# Your task:
Search the material for the string "Indikator", then return every line where it is found.

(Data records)
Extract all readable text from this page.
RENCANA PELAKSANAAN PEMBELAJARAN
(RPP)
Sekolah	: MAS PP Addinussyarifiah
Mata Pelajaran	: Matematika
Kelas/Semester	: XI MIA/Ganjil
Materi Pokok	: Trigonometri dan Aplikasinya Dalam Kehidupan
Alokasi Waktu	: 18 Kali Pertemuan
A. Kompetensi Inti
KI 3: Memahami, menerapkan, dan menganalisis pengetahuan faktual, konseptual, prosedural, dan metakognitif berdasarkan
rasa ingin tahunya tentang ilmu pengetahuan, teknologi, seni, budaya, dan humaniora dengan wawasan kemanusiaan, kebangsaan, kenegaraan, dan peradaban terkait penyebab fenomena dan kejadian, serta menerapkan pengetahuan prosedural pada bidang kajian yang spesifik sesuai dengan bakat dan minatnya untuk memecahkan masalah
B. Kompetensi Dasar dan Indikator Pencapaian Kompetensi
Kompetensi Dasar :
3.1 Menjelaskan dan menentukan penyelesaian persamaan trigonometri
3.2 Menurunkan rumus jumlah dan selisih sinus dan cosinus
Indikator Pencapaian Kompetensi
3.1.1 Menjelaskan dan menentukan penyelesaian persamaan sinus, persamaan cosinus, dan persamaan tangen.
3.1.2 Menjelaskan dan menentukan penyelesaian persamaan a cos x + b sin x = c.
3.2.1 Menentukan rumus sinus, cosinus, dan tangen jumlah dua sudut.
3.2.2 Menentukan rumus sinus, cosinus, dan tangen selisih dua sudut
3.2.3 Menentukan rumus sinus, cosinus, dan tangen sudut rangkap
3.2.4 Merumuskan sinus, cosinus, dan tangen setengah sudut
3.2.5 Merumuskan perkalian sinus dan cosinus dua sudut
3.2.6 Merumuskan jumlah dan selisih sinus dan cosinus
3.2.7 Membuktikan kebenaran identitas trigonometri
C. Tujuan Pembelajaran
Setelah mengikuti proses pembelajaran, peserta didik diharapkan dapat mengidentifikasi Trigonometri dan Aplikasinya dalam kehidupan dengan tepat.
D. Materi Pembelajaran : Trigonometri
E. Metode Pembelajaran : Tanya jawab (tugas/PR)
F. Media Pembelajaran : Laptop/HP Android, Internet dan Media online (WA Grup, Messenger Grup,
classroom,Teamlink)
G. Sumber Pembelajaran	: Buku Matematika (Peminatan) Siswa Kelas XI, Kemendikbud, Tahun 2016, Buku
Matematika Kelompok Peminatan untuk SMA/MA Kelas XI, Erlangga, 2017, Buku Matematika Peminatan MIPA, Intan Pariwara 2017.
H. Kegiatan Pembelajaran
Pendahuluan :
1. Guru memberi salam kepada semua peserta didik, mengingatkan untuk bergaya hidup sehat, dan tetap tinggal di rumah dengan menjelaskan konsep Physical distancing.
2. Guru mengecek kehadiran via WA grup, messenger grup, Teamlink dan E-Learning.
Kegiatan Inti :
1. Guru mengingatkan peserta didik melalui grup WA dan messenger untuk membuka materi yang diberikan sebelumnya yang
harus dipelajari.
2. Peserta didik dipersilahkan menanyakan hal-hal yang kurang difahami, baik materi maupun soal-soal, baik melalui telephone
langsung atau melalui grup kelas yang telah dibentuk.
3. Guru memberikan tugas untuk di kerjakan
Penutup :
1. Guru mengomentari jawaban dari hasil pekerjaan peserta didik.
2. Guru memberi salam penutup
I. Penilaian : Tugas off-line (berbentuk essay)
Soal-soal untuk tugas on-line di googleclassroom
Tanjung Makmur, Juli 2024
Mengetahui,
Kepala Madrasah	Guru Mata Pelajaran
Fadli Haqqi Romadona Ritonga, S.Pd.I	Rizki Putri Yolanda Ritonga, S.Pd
--
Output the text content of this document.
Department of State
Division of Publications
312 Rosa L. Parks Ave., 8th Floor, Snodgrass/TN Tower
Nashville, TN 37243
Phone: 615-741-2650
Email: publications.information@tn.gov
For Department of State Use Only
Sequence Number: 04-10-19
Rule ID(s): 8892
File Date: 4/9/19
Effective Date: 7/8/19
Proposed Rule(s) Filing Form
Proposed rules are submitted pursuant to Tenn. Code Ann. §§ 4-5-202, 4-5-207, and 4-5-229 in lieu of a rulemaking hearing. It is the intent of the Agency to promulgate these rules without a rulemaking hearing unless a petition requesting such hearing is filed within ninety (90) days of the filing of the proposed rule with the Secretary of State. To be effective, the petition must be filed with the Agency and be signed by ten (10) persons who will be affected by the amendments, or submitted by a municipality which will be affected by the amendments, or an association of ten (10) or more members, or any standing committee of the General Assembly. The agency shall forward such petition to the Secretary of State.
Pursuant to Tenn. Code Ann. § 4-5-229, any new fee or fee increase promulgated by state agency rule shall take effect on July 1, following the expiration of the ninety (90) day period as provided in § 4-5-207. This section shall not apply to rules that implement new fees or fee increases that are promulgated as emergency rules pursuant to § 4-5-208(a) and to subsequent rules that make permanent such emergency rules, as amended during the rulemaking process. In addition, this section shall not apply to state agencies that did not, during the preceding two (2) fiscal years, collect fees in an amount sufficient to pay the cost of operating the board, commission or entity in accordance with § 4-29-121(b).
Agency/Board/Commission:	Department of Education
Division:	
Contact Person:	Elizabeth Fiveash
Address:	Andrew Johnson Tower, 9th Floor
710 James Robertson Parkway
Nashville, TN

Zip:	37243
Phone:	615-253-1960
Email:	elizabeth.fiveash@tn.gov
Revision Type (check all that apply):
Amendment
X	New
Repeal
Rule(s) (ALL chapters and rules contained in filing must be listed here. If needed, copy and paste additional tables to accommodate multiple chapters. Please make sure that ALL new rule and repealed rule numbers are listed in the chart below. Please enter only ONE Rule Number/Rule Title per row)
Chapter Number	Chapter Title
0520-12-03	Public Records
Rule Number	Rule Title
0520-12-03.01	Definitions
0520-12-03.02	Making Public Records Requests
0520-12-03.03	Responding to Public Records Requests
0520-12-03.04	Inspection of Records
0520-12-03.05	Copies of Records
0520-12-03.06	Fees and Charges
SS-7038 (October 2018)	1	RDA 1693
* * *
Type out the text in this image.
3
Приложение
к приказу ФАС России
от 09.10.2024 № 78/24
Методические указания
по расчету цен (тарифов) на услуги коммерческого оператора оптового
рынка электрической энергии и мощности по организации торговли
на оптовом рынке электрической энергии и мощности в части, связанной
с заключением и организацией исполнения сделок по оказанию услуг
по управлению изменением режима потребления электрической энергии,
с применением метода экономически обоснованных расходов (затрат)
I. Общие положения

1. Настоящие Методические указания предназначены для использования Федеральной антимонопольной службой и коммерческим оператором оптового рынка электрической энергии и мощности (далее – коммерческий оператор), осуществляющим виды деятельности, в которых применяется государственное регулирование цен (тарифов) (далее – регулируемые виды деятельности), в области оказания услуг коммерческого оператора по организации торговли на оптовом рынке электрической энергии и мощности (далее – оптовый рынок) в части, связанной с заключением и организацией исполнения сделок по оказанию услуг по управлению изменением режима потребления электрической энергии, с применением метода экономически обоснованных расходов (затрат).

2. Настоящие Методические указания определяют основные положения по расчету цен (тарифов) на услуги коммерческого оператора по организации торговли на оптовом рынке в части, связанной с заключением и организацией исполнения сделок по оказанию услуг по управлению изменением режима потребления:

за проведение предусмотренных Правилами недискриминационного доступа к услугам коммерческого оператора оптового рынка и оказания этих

# Result of the task:
B. Kompetensi Dasar dan Indikator Pencapaian Kompetensi
Indikator Pencapaian Kompetensi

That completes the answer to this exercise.